__Goal__
Leave out any pictures and transcribe all other data below exactly.

── Data for the task

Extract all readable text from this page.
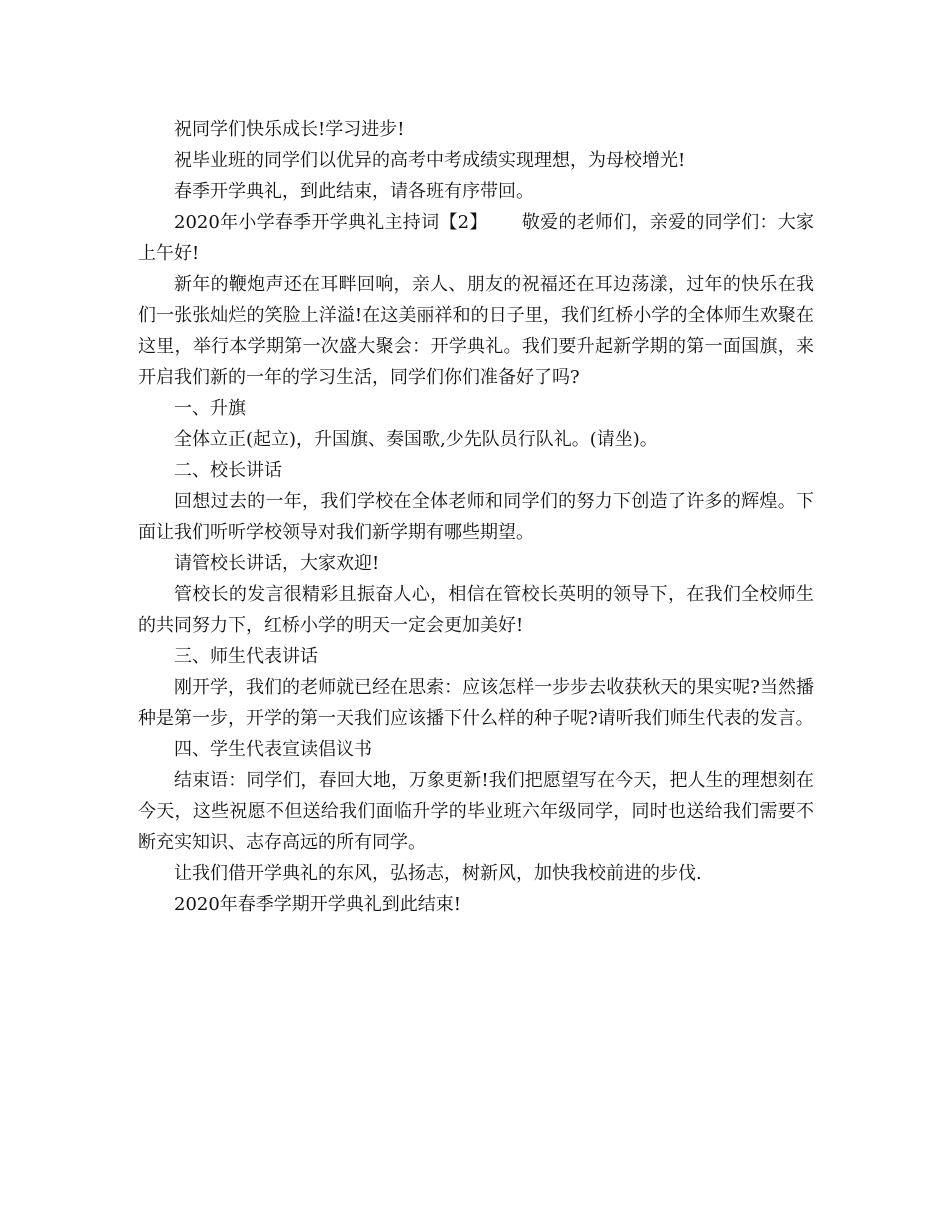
祝同学们快乐成长!学习进步!

祝毕业班的同学们以优异的高考中考成绩实现理想，为母校增光!

春季开学典礼，到此结束，请各班有序带回。

2020年小学春季开学典礼主持词【2】 敬爱的老师们，亲爱的同学们：大家上午好!

新年的鞭炮声还在耳畔回响，亲人、朋友的祝福还在耳边荡漾，过年的快乐在我们一张张灿烂的笑脸上洋溢!在这美丽祥和的日子里，我们红桥小学的全体师生欢聚在这里，举行本学期第一次盛大聚会：开学典礼。我们要升起新学期的第一面国旗，来开启我们新的一年的学习生活，同学们你们准备好了吗?

一、升旗

全体立正(起立)，升国旗、奏国歌,少先队员行队礼。(请坐)。

二、校长讲话

回想过去的一年，我们学校在全体老师和同学们的努力下创造了许多的辉煌。下面让我们听听学校领导对我们新学期有哪些期望。

请管校长讲话，大家欢迎!

管校长的发言很精彩且振奋人心，相信在管校长英明的领导下，在我们全校师生的共同努力下，红桥小学的明天一定会更加美好!

三、师生代表讲话

刚开学，我们的老师就已经在思索：应该怎样一步步去收获秋天的果实呢?当然播种是第一步，开学的第一天我们应该播下什么样的种子呢?请听我们师生代表的发言。

四、学生代表宣读倡议书

结束语：同学们，春回大地，万象更新!我们把愿望写在今天，把人生的理想刻在今天，这些祝愿不但送给我们面临升学的毕业班六年级同学，同时也送给我们需要不断充实知识、志存高远的所有同学。

让我们借开学典礼的东风，弘扬志，树新风，加快我校前进的步伐.

2020年春季学期开学典礼到此结束!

────

__Final result__
Extract all readable text from this page.
祝同学们快乐成长!学习进步!

祝毕业班的同学们以优异的高考中考成绩实现理想，为母校增光!

春季开学典礼，到此结束，请各班有序带回。

2020年小学春季开学典礼主持词【2】 敬爱的老师们，亲爱的同学们：大家上午好!

新年的鞭炮声还在耳畔回响，亲人、朋友的祝福还在耳边荡漾，过年的快乐在我们一张张灿烂的笑脸上洋溢!在这美丽祥和的日子里，我们红桥小学的全体师生欢聚在这里，举行本学期第一次盛大聚会：开学典礼。我们要升起新学期的第一面国旗，来开启我们新的一年的学习生活，同学们你们准备好了吗?

一、升旗

全体立正(起立)，升国旗、奏国歌,少先队员行队礼。(请坐)。

二、校长讲话

回想过去的一年，我们学校在全体老师和同学们的努力下创造了许多的辉煌。下面让我们听听学校领导对我们新学期有哪些期望。

请管校长讲话，大家欢迎!

管校长的发言很精彩且振奋人心，相信在管校长英明的领导下，在我们全校师生的共同努力下，红桥小学的明天一定会更加美好!

三、师生代表讲话

刚开学，我们的老师就已经在思索：应该怎样一步步去收获秋天的果实呢?当然播种是第一步，开学的第一天我们应该播下什么样的种子呢?请听我们师生代表的发言。

四、学生代表宣读倡议书

结束语：同学们，春回大地，万象更新!我们把愿望写在今天，把人生的理想刻在今天，这些祝愿不但送给我们面临升学的毕业班六年级同学，同时也送给我们需要不断充实知识、志存高远的所有同学。

让我们借开学典礼的东风，弘扬志，树新风，加快我校前进的步伐.

2020年春季学期开学典礼到此结束!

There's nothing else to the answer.